Page element annotations
— Start —

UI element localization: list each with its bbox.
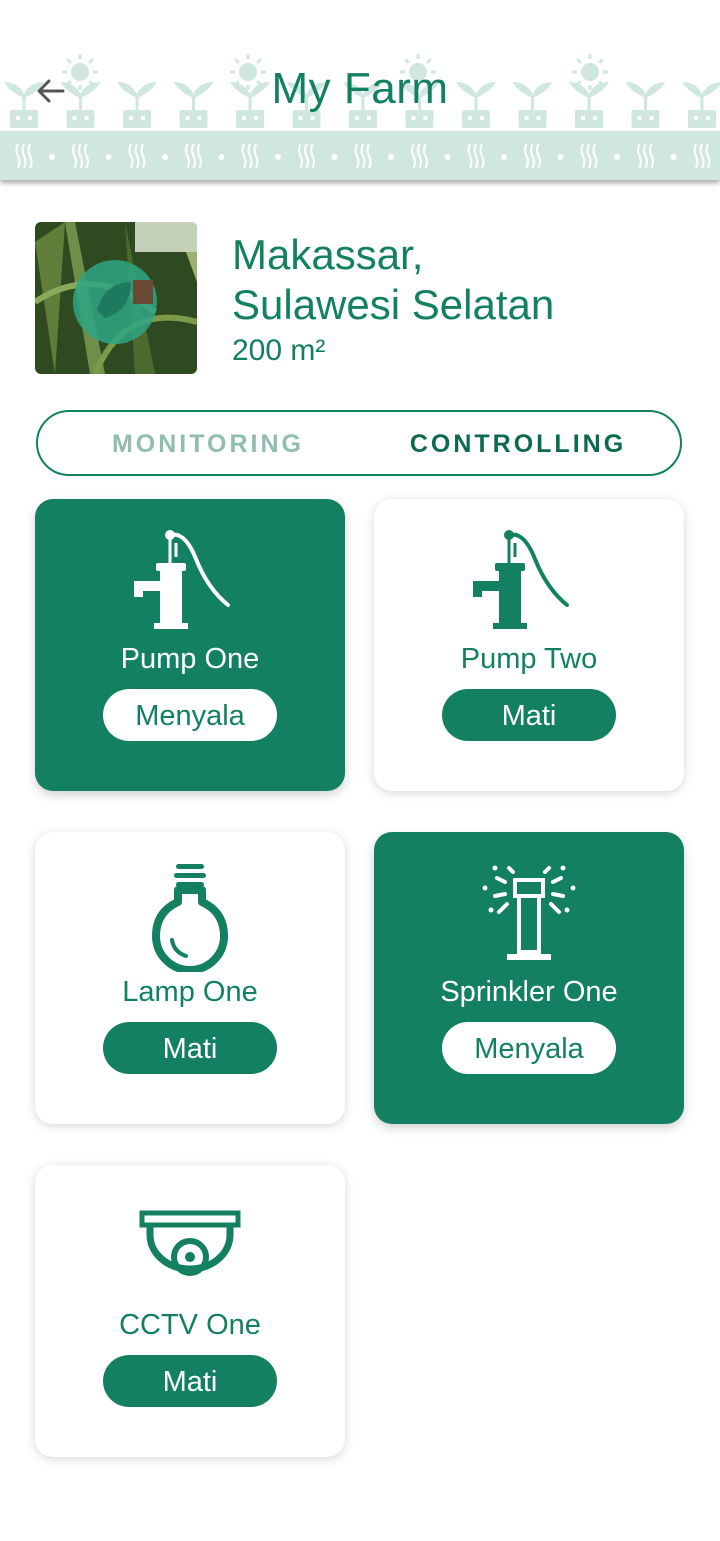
device-status-button[interactable]: Mati bbox=[103, 1022, 277, 1074]
farm-photo bbox=[35, 222, 197, 374]
sprinkler-icon bbox=[469, 862, 589, 972]
device-label: CCTV One bbox=[119, 1309, 261, 1341]
device-label: Sprinkler One bbox=[440, 976, 618, 1008]
farm-area: 200 m² bbox=[232, 334, 326, 367]
cctv-camera-icon bbox=[130, 1195, 250, 1305]
device-status-button[interactable]: Menyala bbox=[103, 689, 277, 741]
device-label: Lamp One bbox=[122, 976, 258, 1008]
device-card-cctv-one[interactable]: CCTV One Mati bbox=[35, 1165, 345, 1457]
lightbulb-icon bbox=[130, 862, 250, 972]
device-card-lamp-one[interactable]: Lamp One Mati bbox=[35, 832, 345, 1124]
device-label: Pump Two bbox=[460, 643, 598, 675]
device-status-button[interactable]: Menyala bbox=[442, 1022, 616, 1074]
device-card-pump-two[interactable]: Pump Two Mati bbox=[374, 499, 684, 791]
tab-monitoring[interactable]: MONITORING bbox=[78, 412, 338, 474]
device-card-pump-one[interactable]: Pump One Menyala bbox=[35, 499, 345, 791]
farm-location: Makassar, Sulawesi Selatan bbox=[232, 231, 555, 328]
tab-controlling[interactable]: CONTROLLING bbox=[378, 412, 658, 474]
tab-bar: MONITORING CONTROLLING bbox=[36, 410, 682, 476]
device-status-button[interactable]: Mati bbox=[442, 689, 616, 741]
device-label: Pump One bbox=[120, 643, 260, 675]
app-header: My Farm bbox=[0, 0, 720, 180]
device-status-button[interactable]: Mati bbox=[103, 1355, 277, 1407]
page-title: My Farm bbox=[271, 64, 449, 113]
water-pump-icon bbox=[469, 529, 589, 639]
device-card-sprinkler-one[interactable]: Sprinkler One Menyala bbox=[374, 832, 684, 1124]
water-pump-icon bbox=[130, 529, 250, 639]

— End —

**Problem requirements:** Copy out every line of the records above word for word, leaving out the pictures.

**Answer in full:**
UI element localization: list each with its bbox.
device-status-button[interactable]: Mati bbox=[103, 1022, 277, 1074]
farm-photo bbox=[35, 222, 197, 374]
sprinkler-icon bbox=[469, 862, 589, 972]
device-label: CCTV One bbox=[119, 1309, 261, 1341]
device-label: Sprinkler One bbox=[440, 976, 618, 1008]
farm-area: 200 m² bbox=[232, 334, 326, 367]
cctv-camera-icon bbox=[130, 1195, 250, 1305]
device-status-button[interactable]: Menyala bbox=[103, 689, 277, 741]
device-label: Lamp One bbox=[122, 976, 258, 1008]
device-card-cctv-one[interactable]: CCTV One Mati bbox=[35, 1165, 345, 1457]
lightbulb-icon bbox=[130, 862, 250, 972]
device-card-lamp-one[interactable]: Lamp One Mati bbox=[35, 832, 345, 1124]
device-label: Pump Two bbox=[460, 643, 598, 675]
device-status-button[interactable]: Menyala bbox=[442, 1022, 616, 1074]
device-card-pump-two[interactable]: Pump Two Mati bbox=[374, 499, 684, 791]
tab-monitoring[interactable]: MONITORING bbox=[78, 412, 338, 474]
device-card-pump-one[interactable]: Pump One Menyala bbox=[35, 499, 345, 791]
farm-location: Makassar, Sulawesi Selatan bbox=[232, 231, 555, 328]
tab-controlling[interactable]: CONTROLLING bbox=[378, 412, 658, 474]
tab-bar: MONITORING CONTROLLING bbox=[36, 410, 682, 476]
device-status-button[interactable]: Mati bbox=[442, 689, 616, 741]
device-label: Pump One bbox=[120, 643, 260, 675]
app-header: My Farm bbox=[0, 0, 720, 180]
device-status-button[interactable]: Mati bbox=[103, 1355, 277, 1407]
page-title: My Farm bbox=[271, 64, 449, 113]
water-pump-icon bbox=[469, 529, 589, 639]
device-card-sprinkler-one[interactable]: Sprinkler One Menyala bbox=[374, 832, 684, 1124]
water-pump-icon bbox=[130, 529, 250, 639]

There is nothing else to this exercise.